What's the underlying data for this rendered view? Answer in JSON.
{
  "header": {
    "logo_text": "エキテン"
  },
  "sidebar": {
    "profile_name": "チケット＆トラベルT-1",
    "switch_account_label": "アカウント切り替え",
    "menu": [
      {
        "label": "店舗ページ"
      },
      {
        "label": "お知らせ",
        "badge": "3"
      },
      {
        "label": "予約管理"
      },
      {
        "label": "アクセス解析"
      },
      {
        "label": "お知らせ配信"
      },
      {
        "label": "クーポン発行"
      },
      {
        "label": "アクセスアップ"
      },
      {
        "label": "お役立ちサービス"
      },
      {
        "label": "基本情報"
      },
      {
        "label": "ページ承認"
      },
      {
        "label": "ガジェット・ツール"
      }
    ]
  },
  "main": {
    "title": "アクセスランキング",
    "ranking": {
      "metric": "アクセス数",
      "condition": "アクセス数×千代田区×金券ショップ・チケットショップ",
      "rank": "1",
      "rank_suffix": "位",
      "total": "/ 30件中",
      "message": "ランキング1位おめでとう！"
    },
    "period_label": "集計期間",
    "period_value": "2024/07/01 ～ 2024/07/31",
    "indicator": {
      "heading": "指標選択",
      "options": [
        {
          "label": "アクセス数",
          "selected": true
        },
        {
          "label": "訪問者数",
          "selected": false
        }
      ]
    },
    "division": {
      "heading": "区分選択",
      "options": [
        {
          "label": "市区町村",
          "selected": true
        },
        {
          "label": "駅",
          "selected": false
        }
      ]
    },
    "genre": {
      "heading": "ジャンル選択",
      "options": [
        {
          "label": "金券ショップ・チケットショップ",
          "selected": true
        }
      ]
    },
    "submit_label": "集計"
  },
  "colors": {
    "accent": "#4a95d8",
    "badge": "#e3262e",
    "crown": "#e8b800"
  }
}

···

WRITTEN PROBLEM — Write out the listing once more, matching it exactly.

SOLUTION BELOW —
What's the underlying data for this rendered view? Answer in JSON.
{
  "header": {
    "logo_text": "エキテン"
  },
  "sidebar": {
    "profile_name": "チケット＆トラベルT-1",
    "switch_account_label": "アカウント切り替え",
    "menu": [
      {
        "label": "店舗ページ"
      },
      {
        "label": "お知らせ",
        "badge": "3"
      },
      {
        "label": "予約管理"
      },
      {
        "label": "アクセス解析"
      },
      {
        "label": "お知らせ配信"
      },
      {
        "label": "クーポン発行"
      },
      {
        "label": "アクセスアップ"
      },
      {
        "label": "お役立ちサービス"
      },
      {
        "label": "基本情報"
      },
      {
        "label": "ページ承認"
      },
      {
        "label": "ガジェット・ツール"
      }
    ]
  },
  "main": {
    "title": "アクセスランキング",
    "ranking": {
      "metric": "アクセス数",
      "condition": "アクセス数×千代田区×金券ショップ・チケットショップ",
      "rank": "1",
      "rank_suffix": "位",
      "total": "/ 30件中",
      "message": "ランキング1位おめでとう！"
    },
    "period_label": "集計期間",
    "period_value": "2024/07/01 ～ 2024/07/31",
    "indicator": {
      "heading": "指標選択",
      "options": [
        {
          "label": "アクセス数",
          "selected": true
        },
        {
          "label": "訪問者数",
          "selected": false
        }
      ]
    },
    "division": {
      "heading": "区分選択",
      "options": [
        {
          "label": "市区町村",
          "selected": true
        },
        {
          "label": "駅",
          "selected": false
        }
      ]
    },
    "genre": {
      "heading": "ジャンル選択",
      "options": [
        {
          "label": "金券ショップ・チケットショップ",
          "selected": true
        }
      ]
    },
    "submit_label": "集計"
  },
  "colors": {
    "accent": "#4a95d8",
    "badge": "#e3262e",
    "crown": "#e8b800"
  }
}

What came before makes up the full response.